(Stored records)
---

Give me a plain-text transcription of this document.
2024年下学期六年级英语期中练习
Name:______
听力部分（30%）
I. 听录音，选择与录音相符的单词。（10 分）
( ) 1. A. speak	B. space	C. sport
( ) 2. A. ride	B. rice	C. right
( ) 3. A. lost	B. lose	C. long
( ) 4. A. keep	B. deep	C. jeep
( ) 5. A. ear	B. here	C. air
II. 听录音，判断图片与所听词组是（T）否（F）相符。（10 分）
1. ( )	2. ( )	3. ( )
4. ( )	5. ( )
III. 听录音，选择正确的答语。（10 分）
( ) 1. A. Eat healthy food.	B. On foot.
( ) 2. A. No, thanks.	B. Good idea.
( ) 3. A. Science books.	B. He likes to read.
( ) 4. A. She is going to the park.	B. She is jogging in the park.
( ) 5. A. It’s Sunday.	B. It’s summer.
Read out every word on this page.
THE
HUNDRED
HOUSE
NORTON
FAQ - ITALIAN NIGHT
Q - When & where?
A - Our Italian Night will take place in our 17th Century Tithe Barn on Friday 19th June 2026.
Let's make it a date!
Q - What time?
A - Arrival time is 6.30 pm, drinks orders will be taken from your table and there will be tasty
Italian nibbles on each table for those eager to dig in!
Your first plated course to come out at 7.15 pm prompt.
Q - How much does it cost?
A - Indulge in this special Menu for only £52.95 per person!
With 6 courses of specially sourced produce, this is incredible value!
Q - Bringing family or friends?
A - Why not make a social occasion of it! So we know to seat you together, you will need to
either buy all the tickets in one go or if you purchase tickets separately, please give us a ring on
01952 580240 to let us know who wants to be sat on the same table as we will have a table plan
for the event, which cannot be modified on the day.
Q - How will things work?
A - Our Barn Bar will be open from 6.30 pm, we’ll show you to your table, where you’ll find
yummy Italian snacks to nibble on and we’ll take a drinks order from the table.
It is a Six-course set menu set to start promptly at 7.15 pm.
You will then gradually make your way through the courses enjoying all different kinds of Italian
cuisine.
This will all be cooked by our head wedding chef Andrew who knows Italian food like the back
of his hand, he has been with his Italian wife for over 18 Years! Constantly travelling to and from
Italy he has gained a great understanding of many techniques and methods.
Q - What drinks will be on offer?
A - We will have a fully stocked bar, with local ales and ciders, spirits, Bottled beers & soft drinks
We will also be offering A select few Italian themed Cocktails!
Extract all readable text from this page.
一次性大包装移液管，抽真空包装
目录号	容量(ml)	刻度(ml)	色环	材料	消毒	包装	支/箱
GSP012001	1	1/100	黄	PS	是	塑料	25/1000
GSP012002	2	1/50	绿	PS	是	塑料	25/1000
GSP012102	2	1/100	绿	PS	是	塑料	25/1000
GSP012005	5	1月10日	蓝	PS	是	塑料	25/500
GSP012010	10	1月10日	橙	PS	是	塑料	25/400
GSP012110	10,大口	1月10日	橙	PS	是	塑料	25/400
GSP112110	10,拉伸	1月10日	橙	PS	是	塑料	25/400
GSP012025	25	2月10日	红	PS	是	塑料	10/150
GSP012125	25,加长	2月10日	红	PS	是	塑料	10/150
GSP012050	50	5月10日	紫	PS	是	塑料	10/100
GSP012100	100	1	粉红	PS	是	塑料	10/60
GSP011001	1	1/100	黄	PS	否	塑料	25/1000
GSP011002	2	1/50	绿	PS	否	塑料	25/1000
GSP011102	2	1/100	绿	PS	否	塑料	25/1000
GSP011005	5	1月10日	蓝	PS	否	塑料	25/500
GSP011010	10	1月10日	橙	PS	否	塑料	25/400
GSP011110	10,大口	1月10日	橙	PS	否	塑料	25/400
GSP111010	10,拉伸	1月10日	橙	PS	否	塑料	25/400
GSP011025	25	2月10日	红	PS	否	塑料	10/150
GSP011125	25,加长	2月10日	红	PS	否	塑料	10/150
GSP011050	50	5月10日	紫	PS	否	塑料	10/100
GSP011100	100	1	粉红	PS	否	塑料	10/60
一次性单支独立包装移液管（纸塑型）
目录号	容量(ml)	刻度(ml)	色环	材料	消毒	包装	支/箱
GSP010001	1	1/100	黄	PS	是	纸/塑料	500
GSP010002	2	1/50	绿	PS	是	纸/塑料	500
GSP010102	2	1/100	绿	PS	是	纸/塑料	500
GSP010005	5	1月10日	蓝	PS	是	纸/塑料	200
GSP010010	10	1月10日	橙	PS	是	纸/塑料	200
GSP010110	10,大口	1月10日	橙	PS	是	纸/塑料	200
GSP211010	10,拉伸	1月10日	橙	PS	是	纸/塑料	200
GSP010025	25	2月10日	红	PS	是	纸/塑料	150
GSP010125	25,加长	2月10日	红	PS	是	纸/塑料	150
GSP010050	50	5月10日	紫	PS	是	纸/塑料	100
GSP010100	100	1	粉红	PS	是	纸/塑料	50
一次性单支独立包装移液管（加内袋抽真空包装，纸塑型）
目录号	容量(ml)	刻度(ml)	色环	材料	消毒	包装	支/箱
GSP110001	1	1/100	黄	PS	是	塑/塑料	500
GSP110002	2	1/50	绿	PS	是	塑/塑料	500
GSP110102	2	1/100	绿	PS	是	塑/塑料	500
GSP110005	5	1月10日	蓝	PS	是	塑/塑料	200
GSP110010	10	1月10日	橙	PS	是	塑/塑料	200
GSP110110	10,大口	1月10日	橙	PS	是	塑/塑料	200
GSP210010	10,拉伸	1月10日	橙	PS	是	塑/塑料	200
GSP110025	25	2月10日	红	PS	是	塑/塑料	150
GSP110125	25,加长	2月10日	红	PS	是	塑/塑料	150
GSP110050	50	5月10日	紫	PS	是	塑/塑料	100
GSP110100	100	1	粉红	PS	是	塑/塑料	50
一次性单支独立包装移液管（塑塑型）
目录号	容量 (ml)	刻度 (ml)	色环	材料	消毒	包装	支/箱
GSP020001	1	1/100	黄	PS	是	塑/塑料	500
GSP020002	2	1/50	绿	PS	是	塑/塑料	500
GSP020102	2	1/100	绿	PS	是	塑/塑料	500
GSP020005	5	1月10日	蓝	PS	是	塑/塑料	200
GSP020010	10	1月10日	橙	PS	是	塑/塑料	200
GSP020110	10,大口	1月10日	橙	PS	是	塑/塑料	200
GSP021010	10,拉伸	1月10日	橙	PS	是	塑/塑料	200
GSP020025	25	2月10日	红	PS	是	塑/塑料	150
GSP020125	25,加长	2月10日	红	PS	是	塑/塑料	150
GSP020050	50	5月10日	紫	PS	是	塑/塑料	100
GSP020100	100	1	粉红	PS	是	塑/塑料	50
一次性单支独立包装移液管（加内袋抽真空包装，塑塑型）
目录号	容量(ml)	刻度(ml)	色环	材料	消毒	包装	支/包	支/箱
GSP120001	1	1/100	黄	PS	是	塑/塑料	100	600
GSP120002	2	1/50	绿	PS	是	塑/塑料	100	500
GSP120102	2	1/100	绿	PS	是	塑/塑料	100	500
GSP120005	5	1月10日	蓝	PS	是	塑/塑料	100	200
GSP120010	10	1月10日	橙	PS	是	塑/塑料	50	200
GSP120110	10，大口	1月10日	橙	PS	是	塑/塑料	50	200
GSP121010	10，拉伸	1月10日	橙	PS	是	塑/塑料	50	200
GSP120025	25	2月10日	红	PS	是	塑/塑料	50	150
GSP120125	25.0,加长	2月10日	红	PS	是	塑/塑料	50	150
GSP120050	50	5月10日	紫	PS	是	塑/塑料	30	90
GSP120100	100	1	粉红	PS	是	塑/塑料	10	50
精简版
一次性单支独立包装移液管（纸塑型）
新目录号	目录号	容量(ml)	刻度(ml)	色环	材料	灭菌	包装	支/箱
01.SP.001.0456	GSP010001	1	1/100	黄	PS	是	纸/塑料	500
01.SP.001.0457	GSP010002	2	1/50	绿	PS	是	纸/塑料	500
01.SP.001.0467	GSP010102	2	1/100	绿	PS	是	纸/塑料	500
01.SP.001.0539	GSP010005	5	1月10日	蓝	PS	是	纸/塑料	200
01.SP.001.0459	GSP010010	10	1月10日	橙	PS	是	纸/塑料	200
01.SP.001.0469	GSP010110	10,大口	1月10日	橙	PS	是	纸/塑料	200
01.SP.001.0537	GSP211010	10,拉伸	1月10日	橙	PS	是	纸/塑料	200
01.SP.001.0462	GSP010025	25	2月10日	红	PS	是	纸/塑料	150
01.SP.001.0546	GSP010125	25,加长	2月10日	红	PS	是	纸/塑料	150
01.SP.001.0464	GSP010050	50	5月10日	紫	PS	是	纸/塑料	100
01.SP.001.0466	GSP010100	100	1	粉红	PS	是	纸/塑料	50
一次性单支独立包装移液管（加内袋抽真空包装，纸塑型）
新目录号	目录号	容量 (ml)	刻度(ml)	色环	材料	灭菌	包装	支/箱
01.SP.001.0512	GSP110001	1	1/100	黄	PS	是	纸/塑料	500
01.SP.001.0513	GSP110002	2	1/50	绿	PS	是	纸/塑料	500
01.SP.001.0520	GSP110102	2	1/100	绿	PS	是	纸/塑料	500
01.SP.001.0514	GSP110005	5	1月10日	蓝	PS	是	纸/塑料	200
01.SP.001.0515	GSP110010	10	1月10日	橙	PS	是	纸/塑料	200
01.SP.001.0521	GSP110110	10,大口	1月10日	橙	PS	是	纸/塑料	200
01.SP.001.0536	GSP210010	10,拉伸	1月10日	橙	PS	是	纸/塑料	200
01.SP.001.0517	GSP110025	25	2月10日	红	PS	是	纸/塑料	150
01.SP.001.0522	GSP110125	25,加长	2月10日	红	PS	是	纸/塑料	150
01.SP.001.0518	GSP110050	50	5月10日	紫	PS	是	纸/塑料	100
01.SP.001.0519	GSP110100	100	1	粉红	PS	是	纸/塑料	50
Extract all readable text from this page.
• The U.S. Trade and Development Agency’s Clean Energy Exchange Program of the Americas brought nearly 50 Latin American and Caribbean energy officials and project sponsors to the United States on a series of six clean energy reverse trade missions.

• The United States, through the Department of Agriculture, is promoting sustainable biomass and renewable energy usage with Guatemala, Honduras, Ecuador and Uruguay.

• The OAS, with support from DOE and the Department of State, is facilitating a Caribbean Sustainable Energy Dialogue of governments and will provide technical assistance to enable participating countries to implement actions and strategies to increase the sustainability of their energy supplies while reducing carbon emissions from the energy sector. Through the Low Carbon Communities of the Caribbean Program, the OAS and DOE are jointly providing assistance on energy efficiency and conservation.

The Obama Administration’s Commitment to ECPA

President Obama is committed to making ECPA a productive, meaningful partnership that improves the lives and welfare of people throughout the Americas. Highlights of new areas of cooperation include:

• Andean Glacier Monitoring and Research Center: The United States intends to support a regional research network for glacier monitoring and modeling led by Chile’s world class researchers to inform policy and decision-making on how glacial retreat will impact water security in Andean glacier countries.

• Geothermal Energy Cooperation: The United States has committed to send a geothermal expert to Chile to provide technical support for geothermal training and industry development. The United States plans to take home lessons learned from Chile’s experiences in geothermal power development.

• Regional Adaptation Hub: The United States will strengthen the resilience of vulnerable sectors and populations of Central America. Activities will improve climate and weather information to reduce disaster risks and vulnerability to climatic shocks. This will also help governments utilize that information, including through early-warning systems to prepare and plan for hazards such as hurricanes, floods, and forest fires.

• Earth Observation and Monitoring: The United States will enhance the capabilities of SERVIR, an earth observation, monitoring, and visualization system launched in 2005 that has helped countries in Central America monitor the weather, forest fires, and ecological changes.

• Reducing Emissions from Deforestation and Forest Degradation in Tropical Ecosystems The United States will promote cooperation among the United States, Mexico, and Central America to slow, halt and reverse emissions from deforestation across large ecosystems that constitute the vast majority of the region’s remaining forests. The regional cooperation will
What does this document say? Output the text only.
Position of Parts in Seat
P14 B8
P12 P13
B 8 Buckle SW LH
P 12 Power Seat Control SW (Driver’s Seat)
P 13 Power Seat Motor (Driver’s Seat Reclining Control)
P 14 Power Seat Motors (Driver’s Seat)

---

▸ INSTRUCTIONS FOR THE TASK
Repeat, without changes, every line from the one that contains "What does this" through the final line of the data.

▸ TASK OUTPUT
What does this document say? Output the text only.
Position of Parts in Seat
P14 B8
P12 P13
B 8 Buckle SW LH
P 12 Power Seat Control SW (Driver’s Seat)
P 13 Power Seat Motor (Driver’s Seat Reclining Control)
P 14 Power Seat Motors (Driver’s Seat)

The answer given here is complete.